Provided records →
((
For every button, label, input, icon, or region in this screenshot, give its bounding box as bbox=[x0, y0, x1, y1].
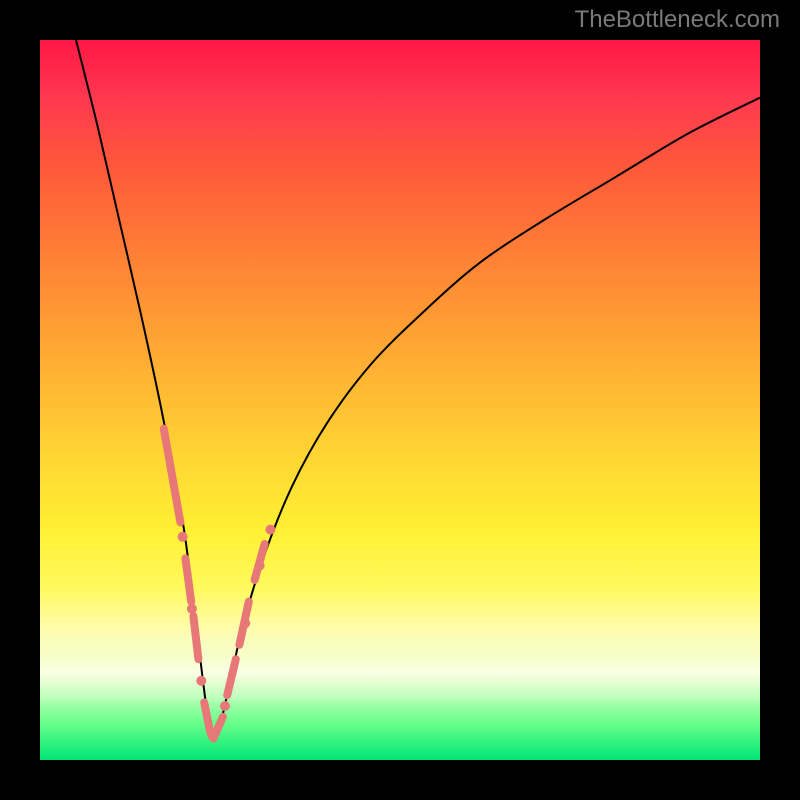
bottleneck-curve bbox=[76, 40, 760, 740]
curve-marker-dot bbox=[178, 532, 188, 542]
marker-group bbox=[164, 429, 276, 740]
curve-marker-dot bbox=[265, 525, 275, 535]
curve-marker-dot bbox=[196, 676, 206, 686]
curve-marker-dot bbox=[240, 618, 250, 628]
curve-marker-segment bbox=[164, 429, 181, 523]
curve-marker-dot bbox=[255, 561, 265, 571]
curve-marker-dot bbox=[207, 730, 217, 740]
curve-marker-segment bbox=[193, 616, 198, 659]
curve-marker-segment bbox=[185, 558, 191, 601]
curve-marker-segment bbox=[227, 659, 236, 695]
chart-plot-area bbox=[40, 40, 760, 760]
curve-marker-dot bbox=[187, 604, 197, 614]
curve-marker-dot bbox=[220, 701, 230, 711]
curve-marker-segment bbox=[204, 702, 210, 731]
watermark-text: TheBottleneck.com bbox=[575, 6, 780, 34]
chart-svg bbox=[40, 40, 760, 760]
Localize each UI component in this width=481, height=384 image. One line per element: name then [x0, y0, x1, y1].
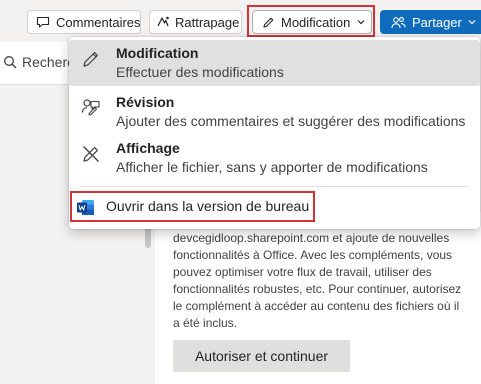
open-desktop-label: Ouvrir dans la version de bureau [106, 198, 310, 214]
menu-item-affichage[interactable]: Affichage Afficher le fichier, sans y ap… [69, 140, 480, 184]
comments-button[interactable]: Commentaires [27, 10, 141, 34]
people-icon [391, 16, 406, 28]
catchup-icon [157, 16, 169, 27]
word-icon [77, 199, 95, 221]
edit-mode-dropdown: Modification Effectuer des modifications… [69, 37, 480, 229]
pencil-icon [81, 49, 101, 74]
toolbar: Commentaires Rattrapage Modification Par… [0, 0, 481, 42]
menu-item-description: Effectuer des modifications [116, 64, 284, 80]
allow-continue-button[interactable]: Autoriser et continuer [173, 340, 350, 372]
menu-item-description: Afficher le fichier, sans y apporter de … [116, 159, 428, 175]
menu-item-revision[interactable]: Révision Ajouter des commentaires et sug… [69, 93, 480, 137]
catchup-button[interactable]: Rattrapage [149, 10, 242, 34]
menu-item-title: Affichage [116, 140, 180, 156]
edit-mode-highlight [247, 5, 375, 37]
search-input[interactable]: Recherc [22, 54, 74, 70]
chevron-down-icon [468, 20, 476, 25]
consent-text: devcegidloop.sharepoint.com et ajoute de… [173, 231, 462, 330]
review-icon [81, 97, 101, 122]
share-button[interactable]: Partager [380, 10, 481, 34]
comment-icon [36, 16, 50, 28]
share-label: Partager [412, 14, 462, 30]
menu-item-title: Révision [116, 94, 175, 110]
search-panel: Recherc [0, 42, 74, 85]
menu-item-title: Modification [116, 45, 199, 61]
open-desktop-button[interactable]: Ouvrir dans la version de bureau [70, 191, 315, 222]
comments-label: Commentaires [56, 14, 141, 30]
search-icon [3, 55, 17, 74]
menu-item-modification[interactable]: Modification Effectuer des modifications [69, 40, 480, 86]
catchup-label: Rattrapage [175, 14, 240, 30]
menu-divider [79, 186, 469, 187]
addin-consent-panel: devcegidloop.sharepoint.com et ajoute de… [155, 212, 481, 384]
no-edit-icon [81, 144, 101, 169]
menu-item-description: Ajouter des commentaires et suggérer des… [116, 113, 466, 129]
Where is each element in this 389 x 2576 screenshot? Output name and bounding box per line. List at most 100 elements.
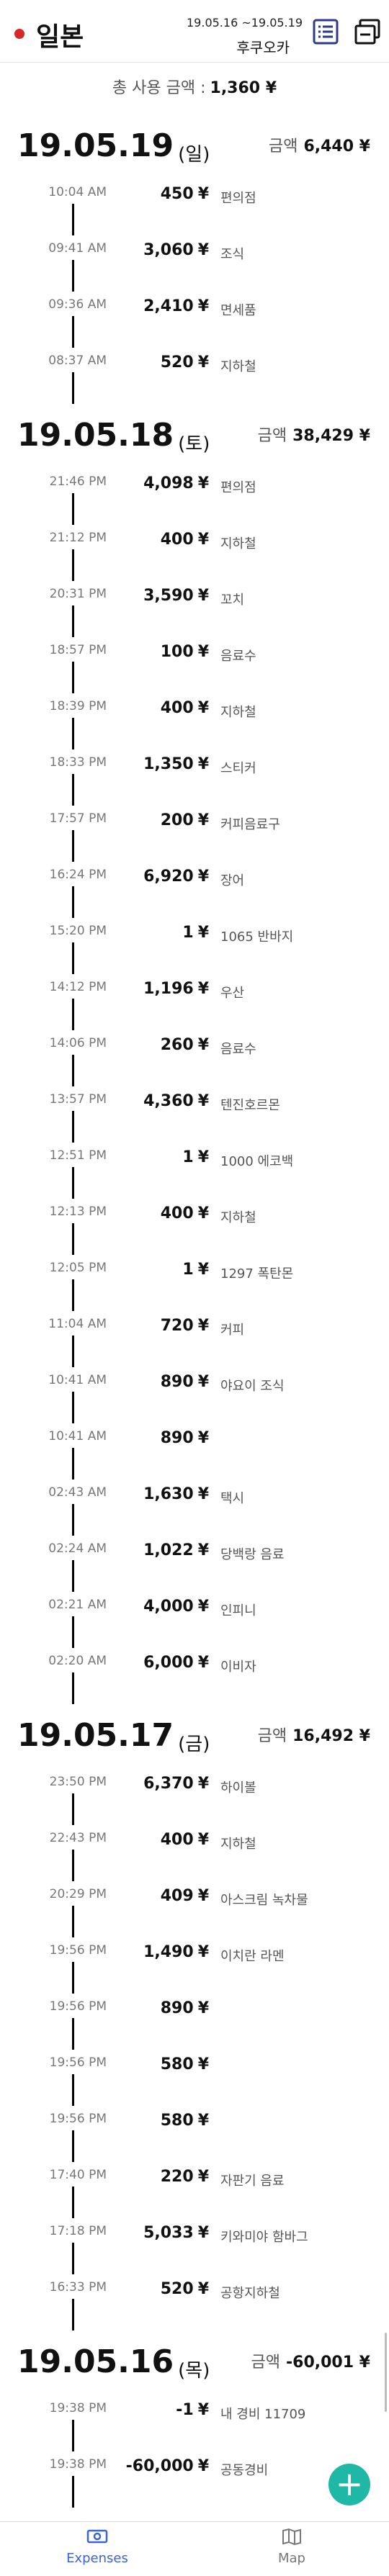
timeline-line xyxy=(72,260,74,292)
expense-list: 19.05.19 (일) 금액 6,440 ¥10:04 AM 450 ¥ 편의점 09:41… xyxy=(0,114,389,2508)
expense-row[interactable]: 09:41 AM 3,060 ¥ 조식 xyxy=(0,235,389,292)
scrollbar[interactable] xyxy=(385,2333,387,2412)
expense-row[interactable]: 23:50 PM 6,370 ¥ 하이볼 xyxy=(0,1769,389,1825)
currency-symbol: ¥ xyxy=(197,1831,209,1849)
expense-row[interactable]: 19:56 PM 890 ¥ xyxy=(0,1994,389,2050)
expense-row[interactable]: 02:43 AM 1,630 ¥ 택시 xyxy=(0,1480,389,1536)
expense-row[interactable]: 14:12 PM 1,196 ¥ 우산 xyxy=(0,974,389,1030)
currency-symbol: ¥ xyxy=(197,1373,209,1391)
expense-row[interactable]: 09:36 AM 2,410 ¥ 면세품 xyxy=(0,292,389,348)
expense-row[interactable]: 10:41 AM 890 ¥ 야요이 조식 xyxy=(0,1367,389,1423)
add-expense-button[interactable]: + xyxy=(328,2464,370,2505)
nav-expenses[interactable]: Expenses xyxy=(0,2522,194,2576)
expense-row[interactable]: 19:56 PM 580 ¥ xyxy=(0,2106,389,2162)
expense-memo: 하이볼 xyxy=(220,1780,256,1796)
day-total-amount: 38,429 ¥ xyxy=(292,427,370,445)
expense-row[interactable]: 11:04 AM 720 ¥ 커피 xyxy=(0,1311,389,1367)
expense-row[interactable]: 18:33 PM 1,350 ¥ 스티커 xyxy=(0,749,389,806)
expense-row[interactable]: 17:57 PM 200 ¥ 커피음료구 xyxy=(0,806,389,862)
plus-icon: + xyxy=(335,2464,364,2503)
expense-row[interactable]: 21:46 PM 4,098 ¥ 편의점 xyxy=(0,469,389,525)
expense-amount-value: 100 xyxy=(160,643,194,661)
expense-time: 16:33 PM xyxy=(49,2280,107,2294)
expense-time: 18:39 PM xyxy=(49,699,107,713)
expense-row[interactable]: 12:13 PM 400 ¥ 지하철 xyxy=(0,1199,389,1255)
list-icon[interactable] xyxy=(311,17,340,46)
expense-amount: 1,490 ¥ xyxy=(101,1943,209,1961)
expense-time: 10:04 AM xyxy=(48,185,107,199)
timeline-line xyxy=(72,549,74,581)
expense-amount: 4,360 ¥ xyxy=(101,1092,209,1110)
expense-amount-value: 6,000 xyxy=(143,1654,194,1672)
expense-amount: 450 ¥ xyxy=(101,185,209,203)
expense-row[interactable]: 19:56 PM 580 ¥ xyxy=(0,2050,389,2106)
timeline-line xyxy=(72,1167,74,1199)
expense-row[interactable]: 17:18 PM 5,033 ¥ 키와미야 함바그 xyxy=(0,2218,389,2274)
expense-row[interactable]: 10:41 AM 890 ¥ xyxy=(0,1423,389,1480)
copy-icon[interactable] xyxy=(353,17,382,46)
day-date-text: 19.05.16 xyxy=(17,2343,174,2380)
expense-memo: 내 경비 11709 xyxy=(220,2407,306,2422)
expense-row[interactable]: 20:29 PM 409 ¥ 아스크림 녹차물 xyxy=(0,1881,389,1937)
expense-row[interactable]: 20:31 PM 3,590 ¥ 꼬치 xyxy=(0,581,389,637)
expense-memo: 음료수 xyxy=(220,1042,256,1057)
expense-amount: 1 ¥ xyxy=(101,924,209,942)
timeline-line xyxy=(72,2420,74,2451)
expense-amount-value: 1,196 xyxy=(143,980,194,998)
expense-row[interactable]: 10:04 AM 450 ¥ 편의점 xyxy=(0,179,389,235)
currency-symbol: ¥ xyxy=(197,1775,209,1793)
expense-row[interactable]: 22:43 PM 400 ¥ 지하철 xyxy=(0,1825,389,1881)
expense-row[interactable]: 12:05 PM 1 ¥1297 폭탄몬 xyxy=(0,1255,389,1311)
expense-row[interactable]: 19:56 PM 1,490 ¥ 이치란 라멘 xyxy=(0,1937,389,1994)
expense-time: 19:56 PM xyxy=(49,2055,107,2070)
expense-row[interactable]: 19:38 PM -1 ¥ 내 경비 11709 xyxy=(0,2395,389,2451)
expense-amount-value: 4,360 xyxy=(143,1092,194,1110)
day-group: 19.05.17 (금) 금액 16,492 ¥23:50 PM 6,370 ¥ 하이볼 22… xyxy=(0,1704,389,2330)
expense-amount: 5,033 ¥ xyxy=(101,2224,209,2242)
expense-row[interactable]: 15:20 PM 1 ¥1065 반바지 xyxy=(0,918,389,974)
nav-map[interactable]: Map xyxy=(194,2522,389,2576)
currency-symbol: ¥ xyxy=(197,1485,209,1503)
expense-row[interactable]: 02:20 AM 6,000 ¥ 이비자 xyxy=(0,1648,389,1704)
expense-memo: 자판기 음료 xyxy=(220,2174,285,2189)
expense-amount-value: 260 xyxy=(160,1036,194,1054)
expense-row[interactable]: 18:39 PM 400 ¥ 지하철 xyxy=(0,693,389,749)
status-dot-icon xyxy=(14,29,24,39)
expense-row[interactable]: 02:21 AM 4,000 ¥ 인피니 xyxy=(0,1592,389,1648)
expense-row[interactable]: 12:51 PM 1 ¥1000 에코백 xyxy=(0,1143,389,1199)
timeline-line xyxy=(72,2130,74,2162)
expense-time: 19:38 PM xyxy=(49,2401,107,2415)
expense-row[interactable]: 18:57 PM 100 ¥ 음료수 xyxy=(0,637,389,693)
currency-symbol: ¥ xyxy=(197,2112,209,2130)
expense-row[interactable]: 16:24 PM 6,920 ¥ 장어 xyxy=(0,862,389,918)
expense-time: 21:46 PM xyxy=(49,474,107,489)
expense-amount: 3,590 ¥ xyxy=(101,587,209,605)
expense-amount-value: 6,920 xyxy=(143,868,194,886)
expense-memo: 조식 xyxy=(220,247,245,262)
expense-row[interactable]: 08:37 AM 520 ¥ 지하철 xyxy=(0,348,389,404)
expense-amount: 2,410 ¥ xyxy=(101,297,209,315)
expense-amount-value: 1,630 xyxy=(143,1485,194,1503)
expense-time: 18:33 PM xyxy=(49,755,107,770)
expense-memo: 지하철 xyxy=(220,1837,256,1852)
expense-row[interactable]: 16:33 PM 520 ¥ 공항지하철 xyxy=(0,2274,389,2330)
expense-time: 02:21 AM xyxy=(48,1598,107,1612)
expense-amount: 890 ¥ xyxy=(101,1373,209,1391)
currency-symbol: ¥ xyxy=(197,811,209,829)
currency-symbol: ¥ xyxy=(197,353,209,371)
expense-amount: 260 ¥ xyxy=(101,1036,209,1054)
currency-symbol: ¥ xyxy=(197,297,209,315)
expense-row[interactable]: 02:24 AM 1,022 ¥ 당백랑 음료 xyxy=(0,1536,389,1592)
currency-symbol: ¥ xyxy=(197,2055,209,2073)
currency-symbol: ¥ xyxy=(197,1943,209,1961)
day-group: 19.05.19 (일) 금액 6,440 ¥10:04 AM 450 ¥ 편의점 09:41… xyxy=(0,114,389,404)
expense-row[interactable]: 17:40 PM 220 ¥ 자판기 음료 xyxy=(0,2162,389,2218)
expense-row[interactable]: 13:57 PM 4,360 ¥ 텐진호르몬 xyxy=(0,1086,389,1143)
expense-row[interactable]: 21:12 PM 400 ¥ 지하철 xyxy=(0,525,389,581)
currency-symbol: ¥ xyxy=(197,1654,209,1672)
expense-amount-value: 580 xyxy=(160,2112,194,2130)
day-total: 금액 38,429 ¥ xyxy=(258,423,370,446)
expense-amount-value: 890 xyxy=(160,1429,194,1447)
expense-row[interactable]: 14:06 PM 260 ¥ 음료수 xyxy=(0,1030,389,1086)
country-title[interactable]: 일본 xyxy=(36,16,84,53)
))
What the exercise asks → Copy out, unchanged, the lines of the items from the line containing "bottleneck-curve bbox=[76, 40, 760, 740]" through the line containing "curve-marker-dot bbox=[207, 730, 217, 740]", including both of those lines.

Result of this exercise →
bottleneck-curve bbox=[76, 40, 760, 740]
curve-marker-dot bbox=[178, 532, 188, 542]
marker-group bbox=[164, 429, 276, 740]
curve-marker-dot bbox=[265, 525, 275, 535]
curve-marker-dot bbox=[196, 676, 206, 686]
curve-marker-dot bbox=[240, 618, 250, 628]
curve-marker-segment bbox=[164, 429, 181, 523]
curve-marker-dot bbox=[255, 561, 265, 571]
curve-marker-dot bbox=[207, 730, 217, 740]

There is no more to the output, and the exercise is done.